Given request:
Scan the listing below. Report each line that includes "据此可知".

Material shown:
══════
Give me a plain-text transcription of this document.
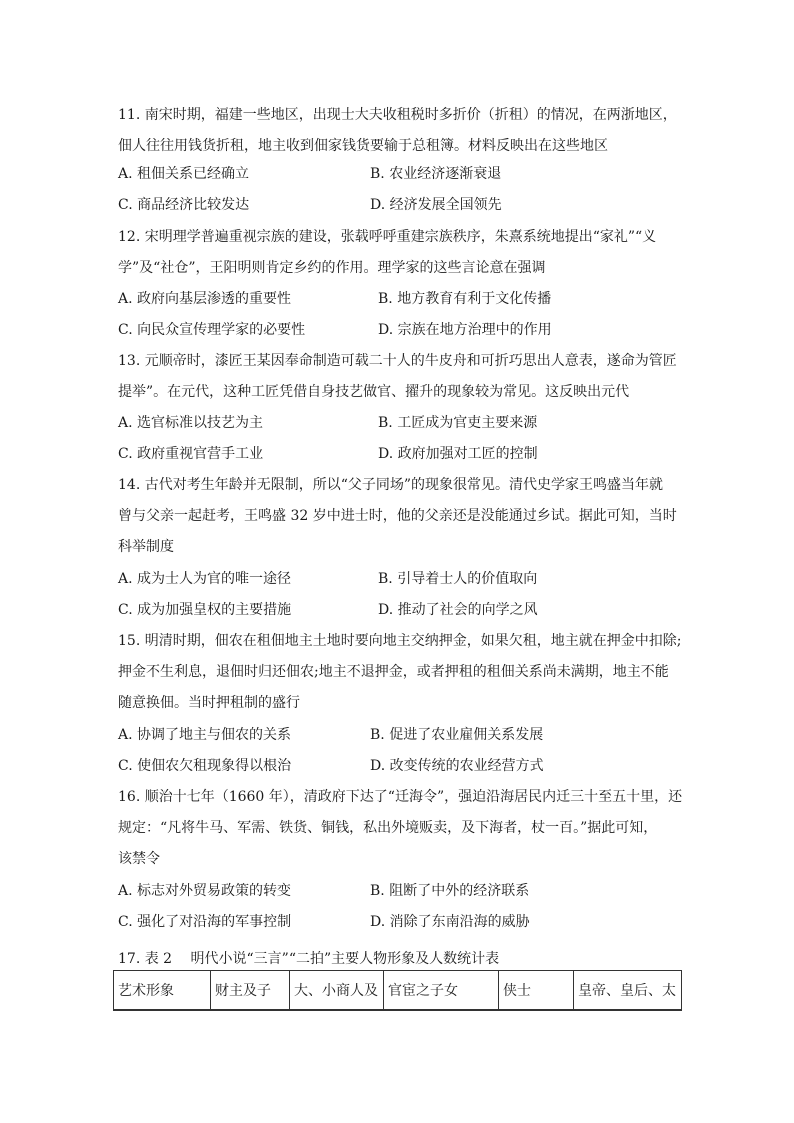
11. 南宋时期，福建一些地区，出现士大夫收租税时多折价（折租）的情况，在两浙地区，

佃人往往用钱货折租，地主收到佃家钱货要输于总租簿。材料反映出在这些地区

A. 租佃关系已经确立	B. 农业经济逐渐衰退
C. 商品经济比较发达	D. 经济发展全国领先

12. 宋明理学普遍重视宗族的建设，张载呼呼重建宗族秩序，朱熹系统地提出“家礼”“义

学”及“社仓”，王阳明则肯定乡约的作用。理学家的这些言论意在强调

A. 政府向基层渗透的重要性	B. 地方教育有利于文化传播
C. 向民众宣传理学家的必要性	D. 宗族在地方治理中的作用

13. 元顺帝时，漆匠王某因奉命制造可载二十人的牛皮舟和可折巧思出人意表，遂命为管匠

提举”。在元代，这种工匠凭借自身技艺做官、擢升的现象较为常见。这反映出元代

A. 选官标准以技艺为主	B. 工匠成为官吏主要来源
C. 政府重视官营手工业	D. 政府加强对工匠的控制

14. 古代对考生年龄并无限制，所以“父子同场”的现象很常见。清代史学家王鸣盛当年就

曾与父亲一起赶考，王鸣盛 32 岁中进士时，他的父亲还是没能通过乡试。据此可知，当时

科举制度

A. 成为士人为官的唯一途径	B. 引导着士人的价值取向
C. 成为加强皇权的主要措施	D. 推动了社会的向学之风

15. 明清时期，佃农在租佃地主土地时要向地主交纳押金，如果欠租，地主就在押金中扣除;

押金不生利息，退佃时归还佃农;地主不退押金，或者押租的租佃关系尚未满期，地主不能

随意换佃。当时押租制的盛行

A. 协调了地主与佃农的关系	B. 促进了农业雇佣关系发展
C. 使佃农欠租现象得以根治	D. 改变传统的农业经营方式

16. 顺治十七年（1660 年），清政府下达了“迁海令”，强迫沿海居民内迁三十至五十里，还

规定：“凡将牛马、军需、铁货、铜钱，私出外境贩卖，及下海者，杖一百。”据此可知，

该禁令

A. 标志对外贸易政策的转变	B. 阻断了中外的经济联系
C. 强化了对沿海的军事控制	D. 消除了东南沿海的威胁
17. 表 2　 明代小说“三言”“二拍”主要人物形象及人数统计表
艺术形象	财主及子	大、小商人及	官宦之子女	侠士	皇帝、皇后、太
══════
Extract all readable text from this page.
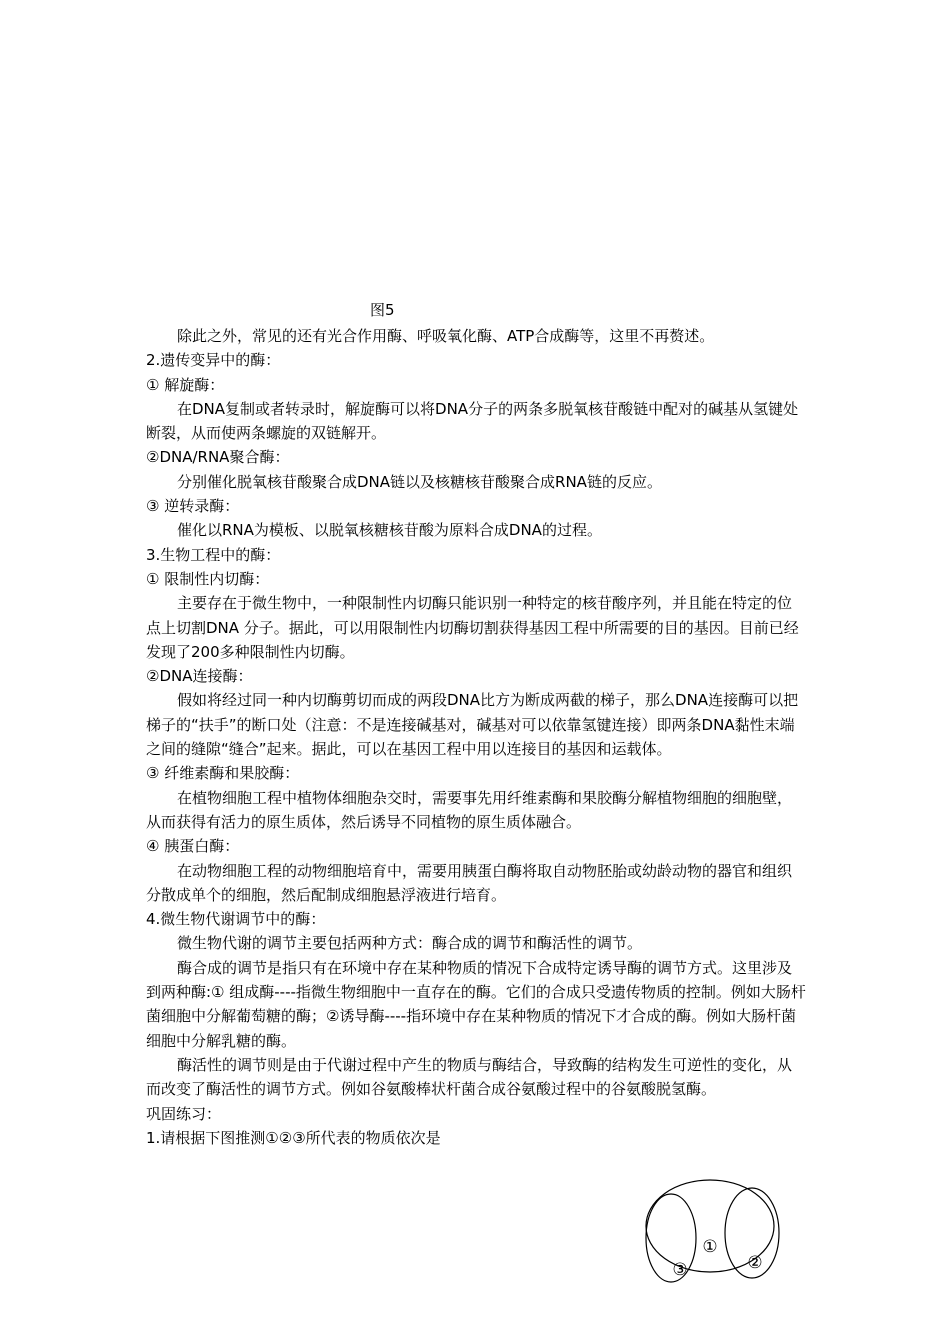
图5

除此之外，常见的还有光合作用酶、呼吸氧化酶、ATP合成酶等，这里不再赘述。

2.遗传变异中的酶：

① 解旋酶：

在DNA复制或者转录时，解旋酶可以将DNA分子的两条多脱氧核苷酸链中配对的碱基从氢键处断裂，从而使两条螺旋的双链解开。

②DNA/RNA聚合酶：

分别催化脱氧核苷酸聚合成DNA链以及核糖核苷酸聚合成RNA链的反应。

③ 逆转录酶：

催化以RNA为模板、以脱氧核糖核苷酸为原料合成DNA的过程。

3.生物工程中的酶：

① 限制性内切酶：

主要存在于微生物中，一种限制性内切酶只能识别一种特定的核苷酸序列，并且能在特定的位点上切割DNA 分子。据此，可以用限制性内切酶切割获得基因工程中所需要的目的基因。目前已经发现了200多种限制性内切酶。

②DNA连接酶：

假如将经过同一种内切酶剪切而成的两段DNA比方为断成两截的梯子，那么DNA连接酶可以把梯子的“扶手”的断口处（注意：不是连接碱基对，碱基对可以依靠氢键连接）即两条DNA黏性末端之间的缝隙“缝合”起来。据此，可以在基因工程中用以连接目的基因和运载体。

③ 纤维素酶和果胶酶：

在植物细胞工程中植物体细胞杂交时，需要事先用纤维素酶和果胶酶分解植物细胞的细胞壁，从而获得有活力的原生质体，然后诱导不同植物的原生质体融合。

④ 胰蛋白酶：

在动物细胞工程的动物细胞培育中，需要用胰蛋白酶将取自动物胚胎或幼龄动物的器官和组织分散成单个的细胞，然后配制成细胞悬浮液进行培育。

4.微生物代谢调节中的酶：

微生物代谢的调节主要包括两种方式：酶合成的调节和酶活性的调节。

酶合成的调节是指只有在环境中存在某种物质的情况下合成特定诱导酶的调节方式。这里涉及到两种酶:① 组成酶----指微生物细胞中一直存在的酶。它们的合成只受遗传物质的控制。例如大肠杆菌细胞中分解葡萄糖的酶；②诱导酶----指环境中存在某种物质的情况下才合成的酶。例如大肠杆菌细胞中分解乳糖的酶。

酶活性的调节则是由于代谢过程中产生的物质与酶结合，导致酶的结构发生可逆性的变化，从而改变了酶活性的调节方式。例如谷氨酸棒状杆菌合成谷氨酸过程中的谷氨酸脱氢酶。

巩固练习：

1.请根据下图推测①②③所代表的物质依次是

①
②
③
══════
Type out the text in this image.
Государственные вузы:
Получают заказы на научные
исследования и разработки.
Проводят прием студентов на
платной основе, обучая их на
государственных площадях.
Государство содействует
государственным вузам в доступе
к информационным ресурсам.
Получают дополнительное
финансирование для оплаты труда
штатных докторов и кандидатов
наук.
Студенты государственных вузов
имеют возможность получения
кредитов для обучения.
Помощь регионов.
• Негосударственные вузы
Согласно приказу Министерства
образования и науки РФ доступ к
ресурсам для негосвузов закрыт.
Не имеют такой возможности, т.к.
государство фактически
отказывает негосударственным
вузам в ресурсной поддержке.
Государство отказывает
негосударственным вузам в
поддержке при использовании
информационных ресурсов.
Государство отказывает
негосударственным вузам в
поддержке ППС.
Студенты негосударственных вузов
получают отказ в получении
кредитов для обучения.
══════
Answer below:
曾与父亲一起赶考，王鸣盛 32 岁中进士时，他的父亲还是没能通过乡试。据此可知，当时
规定：“凡将牛马、军需、铁货、铜钱，私出外境贩卖，及下海者，杖一百。”据此可知，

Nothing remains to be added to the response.